#### Provided records

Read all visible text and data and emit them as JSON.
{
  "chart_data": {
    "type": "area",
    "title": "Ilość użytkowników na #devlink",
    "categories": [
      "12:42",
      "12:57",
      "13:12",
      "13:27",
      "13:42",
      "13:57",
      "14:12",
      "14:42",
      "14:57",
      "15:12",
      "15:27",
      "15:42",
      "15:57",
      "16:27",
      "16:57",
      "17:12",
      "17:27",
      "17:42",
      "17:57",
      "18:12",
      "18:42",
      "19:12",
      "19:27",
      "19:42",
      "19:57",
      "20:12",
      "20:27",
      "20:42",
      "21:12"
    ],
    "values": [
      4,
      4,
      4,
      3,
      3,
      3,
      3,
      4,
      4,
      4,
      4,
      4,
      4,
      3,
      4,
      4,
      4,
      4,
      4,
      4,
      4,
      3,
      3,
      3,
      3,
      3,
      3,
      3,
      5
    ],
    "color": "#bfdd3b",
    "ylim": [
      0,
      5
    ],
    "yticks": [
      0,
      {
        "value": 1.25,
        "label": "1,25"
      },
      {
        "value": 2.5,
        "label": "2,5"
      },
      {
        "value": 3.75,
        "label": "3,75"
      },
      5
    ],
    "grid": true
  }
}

########

[Task brief]
Retype the material in full. Each word must match.

[Answer for the task]
Read all visible text and data and emit them as JSON.
{
  "chart_data": {
    "type": "area",
    "title": "Ilość użytkowników na #devlink",
    "categories": [
      "12:42",
      "12:57",
      "13:12",
      "13:27",
      "13:42",
      "13:57",
      "14:12",
      "14:42",
      "14:57",
      "15:12",
      "15:27",
      "15:42",
      "15:57",
      "16:27",
      "16:57",
      "17:12",
      "17:27",
      "17:42",
      "17:57",
      "18:12",
      "18:42",
      "19:12",
      "19:27",
      "19:42",
      "19:57",
      "20:12",
      "20:27",
      "20:42",
      "21:12"
    ],
    "values": [
      4,
      4,
      4,
      3,
      3,
      3,
      3,
      4,
      4,
      4,
      4,
      4,
      4,
      3,
      4,
      4,
      4,
      4,
      4,
      4,
      4,
      3,
      3,
      3,
      3,
      3,
      3,
      3,
      5
    ],
    "color": "#bfdd3b",
    "ylim": [
      0,
      5
    ],
    "yticks": [
      0,
      {
        "value": 1.25,
        "label": "1,25"
      },
      {
        "value": 2.5,
        "label": "2,5"
      },
      {
        "value": 3.75,
        "label": "3,75"
      },
      5
    ],
    "grid": true
  }
}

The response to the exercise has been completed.